▶ _GOAL OF THE EXERCISE_:
In the material below, list every line carrying the string "июня".

****************

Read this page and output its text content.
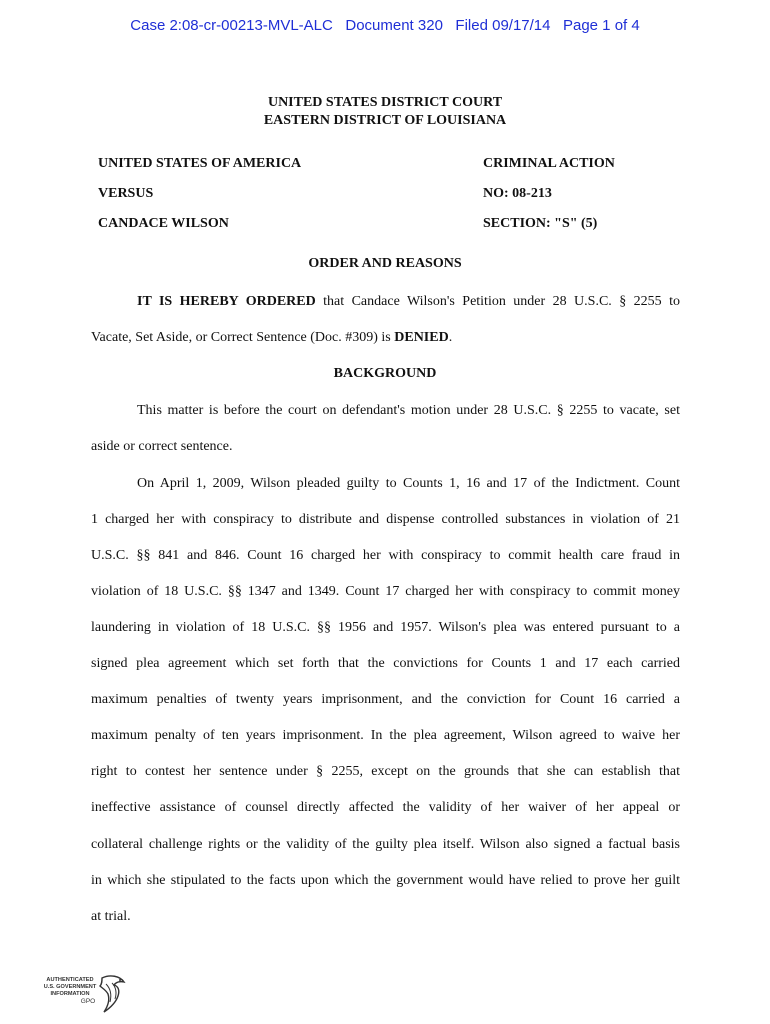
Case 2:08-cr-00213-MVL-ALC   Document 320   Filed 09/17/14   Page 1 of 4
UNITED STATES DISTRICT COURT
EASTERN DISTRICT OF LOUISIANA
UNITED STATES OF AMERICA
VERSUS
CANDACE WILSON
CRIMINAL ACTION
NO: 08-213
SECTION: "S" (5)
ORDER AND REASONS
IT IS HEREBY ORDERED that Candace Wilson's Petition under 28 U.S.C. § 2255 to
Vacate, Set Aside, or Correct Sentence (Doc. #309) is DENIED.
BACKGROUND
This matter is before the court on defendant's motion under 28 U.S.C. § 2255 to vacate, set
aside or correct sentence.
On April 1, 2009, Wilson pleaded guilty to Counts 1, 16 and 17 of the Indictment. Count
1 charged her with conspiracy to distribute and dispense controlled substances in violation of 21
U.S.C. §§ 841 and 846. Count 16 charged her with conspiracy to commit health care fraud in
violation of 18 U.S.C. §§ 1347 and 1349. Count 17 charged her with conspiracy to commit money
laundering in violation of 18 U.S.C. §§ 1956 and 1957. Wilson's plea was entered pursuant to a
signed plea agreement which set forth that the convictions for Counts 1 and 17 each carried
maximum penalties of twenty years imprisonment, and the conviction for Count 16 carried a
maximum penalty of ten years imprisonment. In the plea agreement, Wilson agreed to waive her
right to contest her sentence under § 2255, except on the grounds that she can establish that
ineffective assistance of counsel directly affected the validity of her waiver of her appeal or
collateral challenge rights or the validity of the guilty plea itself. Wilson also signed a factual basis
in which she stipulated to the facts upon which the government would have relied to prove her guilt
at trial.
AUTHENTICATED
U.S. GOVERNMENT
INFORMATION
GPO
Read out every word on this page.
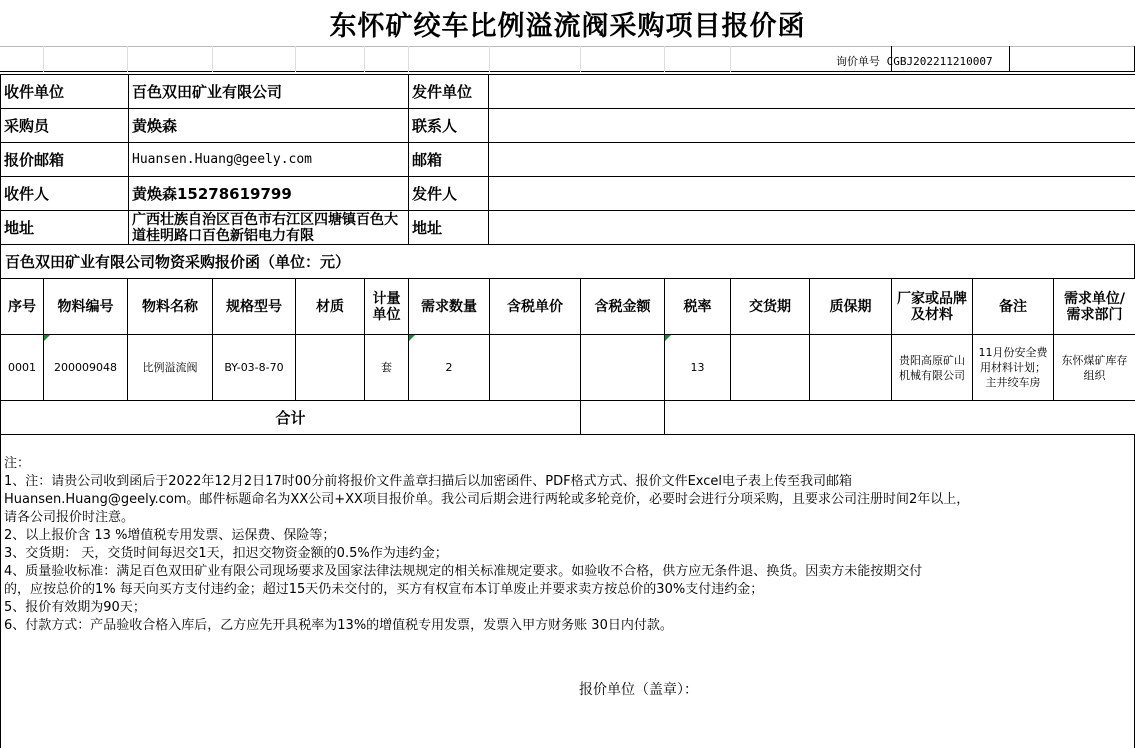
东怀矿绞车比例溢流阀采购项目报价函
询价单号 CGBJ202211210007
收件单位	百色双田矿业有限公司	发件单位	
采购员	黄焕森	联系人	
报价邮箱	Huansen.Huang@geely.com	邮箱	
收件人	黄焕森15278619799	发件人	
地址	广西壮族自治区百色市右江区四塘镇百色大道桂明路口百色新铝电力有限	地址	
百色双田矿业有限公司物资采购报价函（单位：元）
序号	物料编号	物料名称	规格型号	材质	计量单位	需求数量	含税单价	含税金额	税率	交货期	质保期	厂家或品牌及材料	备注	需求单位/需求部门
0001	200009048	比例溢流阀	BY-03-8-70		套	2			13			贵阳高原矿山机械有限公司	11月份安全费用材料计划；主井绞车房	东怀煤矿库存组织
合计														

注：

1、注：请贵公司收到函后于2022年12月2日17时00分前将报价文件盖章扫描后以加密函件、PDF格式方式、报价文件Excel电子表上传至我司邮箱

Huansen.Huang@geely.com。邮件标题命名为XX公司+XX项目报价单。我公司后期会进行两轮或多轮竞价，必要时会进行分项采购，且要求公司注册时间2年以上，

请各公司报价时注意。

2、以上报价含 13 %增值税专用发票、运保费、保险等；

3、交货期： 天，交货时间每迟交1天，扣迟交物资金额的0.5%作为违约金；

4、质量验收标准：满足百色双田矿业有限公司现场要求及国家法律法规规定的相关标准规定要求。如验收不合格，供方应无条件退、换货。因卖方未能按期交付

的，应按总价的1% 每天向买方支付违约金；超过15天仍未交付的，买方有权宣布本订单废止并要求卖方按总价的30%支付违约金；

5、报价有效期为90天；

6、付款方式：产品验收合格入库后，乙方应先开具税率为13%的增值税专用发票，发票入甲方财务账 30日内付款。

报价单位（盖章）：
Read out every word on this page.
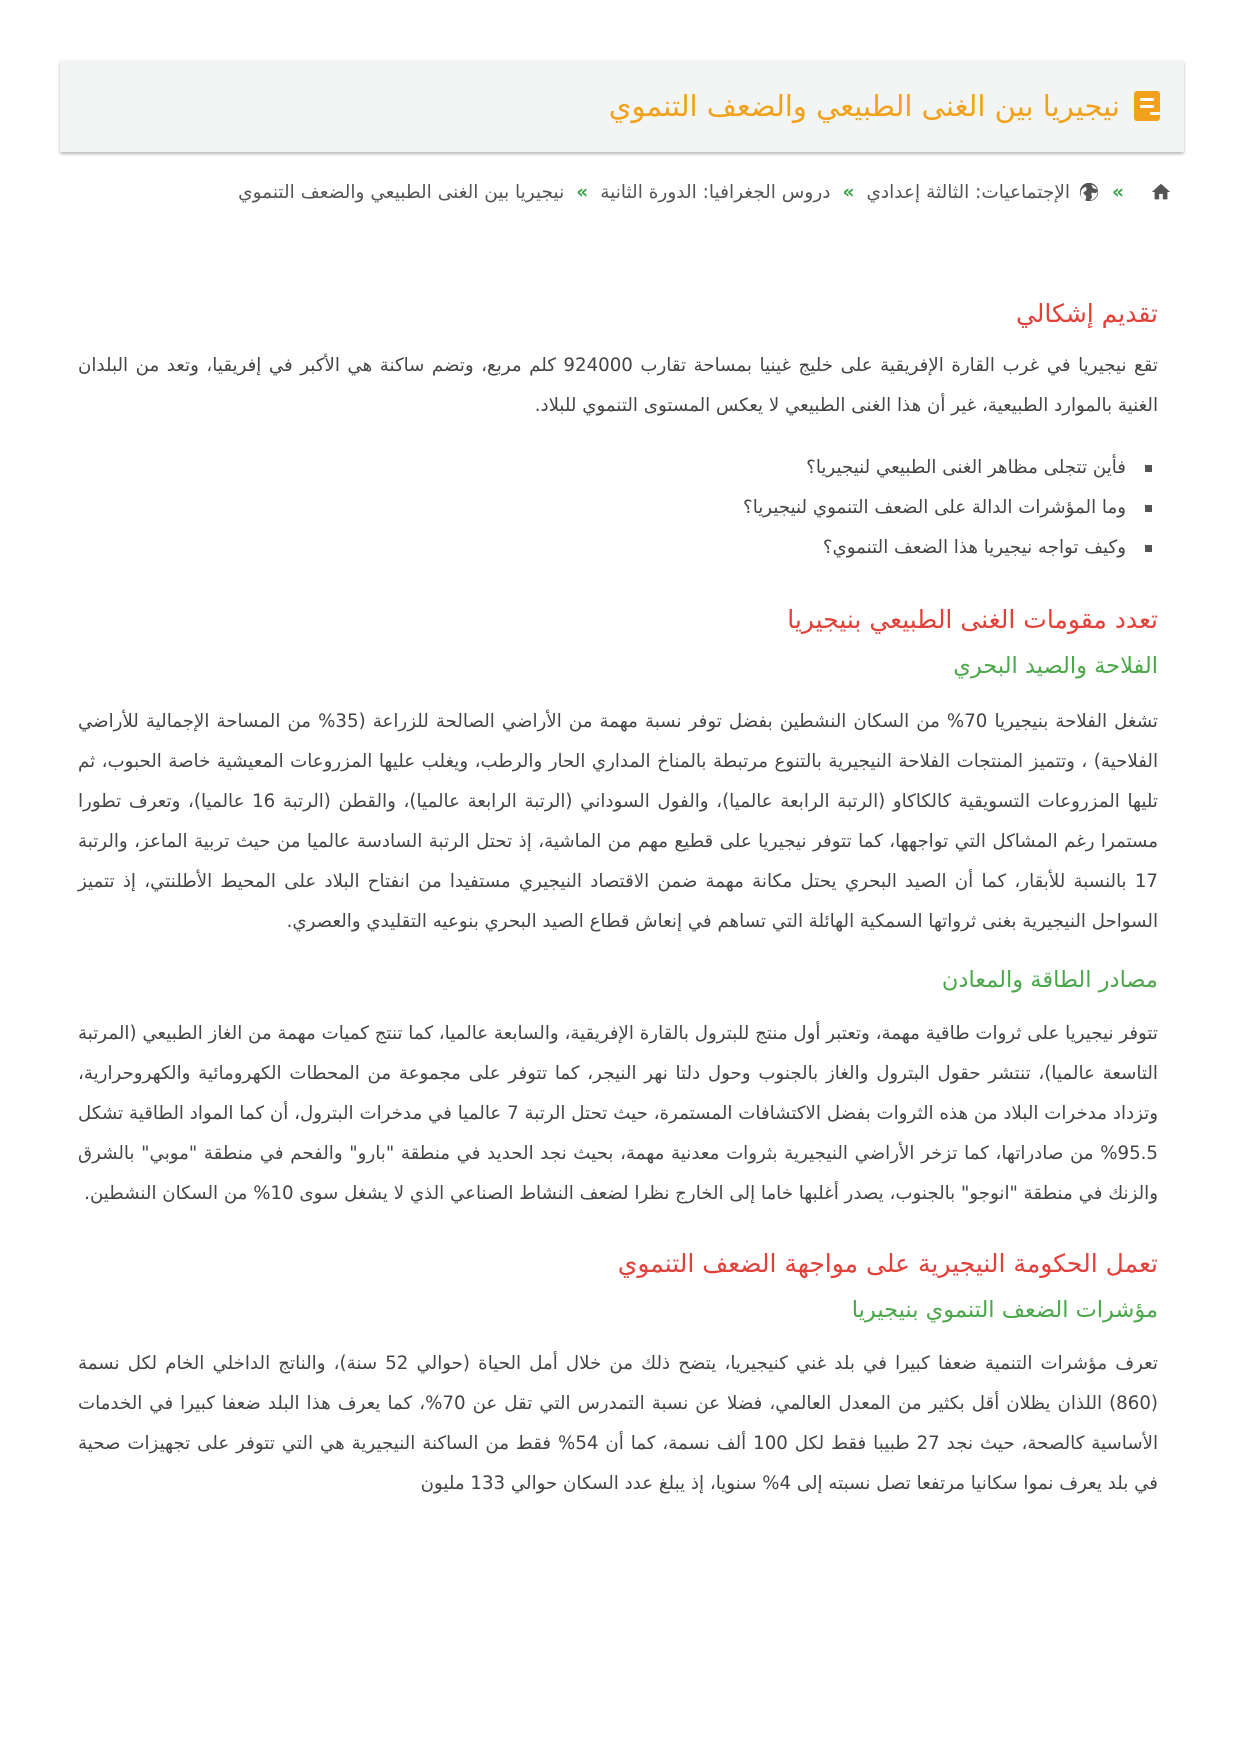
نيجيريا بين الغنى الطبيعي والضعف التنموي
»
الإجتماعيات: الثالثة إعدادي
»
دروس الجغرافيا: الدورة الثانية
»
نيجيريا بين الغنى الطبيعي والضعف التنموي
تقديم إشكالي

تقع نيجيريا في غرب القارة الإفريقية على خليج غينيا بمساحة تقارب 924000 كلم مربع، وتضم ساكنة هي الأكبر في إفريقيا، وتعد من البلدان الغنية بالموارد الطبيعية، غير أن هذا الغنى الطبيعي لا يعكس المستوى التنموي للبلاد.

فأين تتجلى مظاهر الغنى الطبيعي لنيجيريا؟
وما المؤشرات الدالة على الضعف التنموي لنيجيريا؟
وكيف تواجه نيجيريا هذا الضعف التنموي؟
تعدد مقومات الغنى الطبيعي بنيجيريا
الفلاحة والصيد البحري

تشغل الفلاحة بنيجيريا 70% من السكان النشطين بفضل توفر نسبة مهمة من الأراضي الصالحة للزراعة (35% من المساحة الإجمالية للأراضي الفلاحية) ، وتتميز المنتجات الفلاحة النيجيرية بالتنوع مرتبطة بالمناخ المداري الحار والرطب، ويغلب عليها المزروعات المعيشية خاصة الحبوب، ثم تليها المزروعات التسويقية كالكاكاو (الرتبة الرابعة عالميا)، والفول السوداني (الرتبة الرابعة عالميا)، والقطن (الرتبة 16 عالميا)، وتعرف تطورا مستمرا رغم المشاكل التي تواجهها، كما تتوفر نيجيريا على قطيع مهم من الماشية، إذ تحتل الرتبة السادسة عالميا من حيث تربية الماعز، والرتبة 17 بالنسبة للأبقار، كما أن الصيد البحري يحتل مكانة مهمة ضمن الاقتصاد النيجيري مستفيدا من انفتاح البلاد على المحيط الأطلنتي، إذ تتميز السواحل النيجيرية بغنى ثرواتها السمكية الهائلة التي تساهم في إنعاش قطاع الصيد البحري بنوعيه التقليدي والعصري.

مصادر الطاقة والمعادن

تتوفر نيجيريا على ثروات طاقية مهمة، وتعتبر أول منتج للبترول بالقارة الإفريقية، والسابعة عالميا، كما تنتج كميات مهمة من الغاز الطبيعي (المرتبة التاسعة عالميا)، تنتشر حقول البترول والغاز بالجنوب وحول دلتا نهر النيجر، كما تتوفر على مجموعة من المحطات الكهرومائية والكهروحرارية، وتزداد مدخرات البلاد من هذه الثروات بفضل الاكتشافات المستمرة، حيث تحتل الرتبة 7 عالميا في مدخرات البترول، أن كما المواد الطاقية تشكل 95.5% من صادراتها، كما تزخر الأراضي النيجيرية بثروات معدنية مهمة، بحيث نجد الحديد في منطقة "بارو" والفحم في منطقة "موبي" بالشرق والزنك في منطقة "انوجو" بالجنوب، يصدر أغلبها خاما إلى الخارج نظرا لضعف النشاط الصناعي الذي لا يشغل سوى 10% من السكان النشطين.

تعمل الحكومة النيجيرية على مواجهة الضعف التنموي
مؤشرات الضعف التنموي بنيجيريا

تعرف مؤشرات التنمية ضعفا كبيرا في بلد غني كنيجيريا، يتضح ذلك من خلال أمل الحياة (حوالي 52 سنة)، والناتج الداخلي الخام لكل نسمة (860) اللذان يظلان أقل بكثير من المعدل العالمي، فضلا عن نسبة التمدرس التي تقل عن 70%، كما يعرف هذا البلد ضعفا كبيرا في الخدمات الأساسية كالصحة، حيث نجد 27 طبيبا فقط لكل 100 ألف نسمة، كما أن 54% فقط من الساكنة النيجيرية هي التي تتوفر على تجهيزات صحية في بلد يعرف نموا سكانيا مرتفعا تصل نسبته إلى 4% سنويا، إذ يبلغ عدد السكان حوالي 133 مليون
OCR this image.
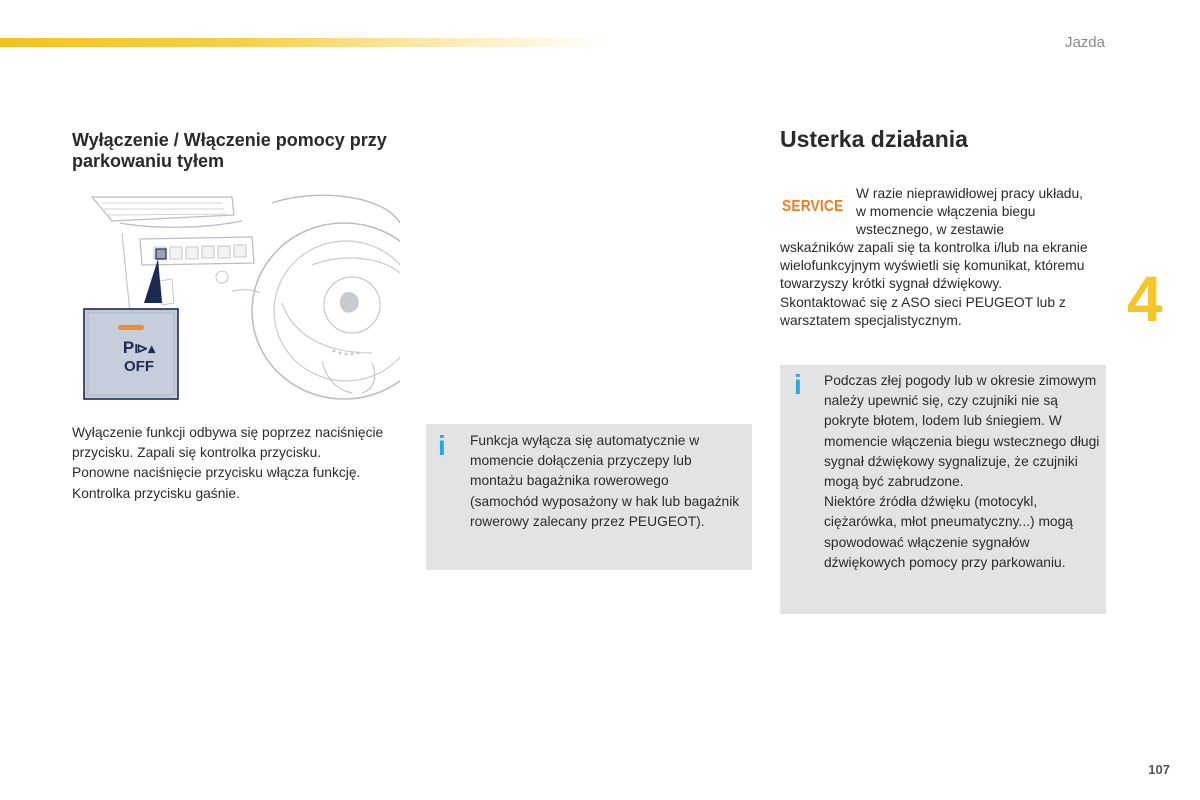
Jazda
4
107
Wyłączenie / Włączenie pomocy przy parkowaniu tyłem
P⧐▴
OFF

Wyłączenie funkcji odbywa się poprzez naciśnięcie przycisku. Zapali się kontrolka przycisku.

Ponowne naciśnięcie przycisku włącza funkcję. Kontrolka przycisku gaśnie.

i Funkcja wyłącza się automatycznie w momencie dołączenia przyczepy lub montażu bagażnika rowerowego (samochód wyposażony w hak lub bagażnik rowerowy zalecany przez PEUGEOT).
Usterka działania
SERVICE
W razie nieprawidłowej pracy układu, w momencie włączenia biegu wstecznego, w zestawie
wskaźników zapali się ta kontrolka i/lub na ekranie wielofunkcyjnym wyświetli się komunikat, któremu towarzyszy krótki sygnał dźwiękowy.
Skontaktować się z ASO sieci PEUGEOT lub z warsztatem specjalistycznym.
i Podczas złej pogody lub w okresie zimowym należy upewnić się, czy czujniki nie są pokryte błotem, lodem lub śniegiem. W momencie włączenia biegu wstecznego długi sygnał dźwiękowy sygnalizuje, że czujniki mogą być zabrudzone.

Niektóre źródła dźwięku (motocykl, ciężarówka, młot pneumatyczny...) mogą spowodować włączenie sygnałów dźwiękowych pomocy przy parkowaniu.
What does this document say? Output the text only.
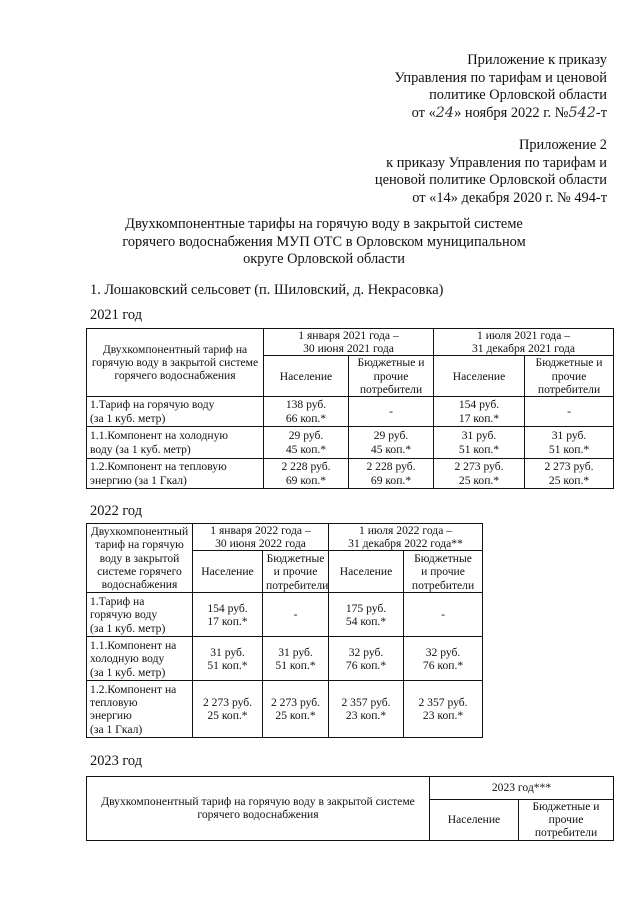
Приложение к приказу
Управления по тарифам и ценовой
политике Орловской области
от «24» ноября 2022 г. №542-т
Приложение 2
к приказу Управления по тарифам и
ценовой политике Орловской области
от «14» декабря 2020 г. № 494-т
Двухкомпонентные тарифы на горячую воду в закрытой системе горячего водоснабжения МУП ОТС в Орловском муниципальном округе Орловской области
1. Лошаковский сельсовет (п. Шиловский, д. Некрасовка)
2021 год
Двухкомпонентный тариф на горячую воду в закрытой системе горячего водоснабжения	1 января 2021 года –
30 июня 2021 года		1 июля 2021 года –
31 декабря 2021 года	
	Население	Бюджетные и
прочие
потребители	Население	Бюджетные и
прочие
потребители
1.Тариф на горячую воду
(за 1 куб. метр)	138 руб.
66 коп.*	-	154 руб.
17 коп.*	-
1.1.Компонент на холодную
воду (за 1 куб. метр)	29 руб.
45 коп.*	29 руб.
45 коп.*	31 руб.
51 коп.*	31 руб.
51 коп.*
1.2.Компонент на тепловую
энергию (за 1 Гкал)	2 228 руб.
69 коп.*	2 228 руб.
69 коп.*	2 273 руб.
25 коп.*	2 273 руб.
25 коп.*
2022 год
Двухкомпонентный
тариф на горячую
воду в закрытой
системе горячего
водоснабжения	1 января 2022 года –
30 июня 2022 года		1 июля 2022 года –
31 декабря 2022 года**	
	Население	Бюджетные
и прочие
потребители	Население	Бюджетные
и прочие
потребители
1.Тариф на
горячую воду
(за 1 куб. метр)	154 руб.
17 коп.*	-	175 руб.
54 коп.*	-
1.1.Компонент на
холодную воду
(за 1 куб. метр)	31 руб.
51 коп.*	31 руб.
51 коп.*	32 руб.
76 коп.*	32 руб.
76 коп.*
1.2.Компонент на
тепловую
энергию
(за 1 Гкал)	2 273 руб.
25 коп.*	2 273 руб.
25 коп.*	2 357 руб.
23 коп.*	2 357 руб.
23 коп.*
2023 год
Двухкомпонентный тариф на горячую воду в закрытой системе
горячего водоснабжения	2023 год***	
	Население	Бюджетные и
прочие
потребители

****************

▶ _COMPLETE ANSWER_:
30 июня 2021 года		1 июля 2021 года –
30 июня 2022 года		1 июля 2022 года –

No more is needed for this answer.